Stated exercise —
Read the records and gather each line that includes "grid".

(Stored entries)
▼

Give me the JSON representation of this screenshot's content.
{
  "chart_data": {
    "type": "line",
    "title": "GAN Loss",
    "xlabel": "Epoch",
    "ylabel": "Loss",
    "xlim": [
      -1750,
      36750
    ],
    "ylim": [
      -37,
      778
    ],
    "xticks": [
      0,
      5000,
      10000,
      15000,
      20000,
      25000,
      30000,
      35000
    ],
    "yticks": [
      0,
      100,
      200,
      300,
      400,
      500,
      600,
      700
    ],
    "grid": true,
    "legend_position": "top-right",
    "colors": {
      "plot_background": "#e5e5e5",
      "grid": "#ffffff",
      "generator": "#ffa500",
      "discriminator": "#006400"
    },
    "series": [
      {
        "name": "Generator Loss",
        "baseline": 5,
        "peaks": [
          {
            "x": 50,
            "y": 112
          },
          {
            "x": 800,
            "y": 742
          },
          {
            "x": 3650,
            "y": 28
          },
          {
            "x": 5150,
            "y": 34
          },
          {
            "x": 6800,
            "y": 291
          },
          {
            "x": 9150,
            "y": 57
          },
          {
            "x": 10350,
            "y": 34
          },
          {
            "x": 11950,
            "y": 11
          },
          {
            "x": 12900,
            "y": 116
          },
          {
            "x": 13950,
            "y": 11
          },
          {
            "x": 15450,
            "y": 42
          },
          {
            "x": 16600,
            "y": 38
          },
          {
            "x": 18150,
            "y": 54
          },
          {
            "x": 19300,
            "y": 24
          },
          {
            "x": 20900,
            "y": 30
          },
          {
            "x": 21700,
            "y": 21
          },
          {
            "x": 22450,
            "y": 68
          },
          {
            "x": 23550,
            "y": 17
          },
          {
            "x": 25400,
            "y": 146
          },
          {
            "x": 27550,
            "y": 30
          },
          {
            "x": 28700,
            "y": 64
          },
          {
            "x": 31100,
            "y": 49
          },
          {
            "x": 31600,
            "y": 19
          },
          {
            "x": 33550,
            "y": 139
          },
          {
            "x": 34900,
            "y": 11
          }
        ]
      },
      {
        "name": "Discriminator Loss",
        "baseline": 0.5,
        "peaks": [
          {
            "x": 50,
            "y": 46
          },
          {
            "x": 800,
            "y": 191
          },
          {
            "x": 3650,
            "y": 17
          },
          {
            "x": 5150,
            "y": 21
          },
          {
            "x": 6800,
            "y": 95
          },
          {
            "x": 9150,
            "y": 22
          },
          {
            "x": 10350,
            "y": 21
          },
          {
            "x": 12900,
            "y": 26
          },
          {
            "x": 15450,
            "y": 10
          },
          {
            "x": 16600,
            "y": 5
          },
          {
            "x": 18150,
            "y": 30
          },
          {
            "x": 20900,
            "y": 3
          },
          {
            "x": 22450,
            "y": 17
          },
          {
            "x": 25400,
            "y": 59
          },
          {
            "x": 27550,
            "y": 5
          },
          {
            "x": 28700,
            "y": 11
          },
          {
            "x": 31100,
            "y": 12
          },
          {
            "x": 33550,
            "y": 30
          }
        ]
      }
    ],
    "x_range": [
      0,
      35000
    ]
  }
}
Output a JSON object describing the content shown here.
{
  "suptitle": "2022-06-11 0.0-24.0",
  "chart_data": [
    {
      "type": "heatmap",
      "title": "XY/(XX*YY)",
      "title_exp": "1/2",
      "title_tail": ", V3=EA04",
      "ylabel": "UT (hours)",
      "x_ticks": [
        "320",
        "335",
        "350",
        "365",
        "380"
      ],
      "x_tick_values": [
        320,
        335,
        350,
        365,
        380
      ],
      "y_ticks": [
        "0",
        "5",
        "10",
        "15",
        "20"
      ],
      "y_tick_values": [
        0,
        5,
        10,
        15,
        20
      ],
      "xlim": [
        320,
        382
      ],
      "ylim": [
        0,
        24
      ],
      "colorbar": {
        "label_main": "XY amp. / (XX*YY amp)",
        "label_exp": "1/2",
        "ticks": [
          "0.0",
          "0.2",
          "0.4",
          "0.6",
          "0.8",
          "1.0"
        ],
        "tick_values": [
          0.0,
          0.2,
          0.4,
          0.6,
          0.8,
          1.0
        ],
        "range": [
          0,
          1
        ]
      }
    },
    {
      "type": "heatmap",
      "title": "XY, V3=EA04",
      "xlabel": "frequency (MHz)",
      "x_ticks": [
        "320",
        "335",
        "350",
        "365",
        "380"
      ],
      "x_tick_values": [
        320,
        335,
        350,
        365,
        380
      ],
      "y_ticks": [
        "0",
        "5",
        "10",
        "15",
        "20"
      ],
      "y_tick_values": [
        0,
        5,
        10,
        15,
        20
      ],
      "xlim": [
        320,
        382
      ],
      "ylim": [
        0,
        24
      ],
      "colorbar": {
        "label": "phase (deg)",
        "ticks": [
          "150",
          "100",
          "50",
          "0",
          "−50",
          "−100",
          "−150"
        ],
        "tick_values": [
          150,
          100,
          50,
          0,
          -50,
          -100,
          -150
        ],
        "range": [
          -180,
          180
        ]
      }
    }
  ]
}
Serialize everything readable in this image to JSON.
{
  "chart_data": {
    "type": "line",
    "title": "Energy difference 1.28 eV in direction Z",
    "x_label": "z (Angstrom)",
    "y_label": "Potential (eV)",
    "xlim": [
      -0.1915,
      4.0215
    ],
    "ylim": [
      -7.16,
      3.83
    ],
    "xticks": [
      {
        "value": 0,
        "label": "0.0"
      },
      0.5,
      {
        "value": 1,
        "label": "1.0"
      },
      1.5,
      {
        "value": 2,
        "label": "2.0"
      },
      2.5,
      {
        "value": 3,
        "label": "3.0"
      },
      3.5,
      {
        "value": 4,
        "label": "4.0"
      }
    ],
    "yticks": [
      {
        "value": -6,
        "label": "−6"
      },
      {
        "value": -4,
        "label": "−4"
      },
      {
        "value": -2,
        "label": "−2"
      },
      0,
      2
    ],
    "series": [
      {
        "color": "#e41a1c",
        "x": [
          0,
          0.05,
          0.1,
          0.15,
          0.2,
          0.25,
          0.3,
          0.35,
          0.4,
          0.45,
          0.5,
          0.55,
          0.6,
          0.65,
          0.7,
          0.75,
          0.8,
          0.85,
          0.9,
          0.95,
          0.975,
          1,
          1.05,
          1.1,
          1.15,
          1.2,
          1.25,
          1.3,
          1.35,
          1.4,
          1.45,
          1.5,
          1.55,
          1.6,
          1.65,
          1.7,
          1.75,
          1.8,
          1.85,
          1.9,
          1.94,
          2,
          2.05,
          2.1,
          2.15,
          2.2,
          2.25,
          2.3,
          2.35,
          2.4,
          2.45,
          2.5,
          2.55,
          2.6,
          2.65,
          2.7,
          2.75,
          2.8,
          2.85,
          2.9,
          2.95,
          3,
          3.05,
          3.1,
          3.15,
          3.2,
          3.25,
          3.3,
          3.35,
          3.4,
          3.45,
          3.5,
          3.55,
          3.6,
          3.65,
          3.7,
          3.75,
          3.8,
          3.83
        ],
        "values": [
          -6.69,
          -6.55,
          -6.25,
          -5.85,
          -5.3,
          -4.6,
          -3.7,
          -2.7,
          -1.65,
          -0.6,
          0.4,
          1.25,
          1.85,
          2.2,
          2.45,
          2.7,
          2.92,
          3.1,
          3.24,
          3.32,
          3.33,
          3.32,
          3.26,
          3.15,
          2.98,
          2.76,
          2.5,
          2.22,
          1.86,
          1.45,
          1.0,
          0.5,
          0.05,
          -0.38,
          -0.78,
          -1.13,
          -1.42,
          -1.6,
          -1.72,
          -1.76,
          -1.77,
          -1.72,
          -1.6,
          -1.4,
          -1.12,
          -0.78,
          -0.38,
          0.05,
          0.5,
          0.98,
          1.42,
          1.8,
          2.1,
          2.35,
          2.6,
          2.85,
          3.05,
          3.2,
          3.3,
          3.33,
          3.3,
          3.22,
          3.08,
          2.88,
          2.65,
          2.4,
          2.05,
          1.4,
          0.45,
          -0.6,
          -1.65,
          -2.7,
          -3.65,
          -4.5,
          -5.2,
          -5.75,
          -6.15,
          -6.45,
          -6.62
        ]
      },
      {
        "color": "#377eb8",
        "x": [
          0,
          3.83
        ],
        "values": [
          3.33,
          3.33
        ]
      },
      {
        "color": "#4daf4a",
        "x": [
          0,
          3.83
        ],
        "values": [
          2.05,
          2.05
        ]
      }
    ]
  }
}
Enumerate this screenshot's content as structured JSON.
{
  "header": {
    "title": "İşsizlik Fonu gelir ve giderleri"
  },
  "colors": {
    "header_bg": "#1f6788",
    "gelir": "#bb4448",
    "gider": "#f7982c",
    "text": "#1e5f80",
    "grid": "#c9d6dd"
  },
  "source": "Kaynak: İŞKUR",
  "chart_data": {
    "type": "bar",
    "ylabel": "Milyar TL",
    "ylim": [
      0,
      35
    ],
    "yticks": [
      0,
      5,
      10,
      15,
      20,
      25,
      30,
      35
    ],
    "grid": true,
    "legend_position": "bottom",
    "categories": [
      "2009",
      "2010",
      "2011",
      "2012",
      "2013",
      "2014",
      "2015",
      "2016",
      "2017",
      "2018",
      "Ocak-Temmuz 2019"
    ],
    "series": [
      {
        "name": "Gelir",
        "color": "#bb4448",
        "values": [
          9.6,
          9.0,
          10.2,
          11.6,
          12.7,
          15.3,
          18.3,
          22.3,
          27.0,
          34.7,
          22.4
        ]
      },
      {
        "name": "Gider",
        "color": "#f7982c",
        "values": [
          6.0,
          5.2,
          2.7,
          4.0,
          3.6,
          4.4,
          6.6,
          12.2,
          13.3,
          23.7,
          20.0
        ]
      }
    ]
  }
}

▲

Task solution —
    "grid": true,
      "grid": "#ffffff",
    "grid": "#c9d6dd"
    "grid": true,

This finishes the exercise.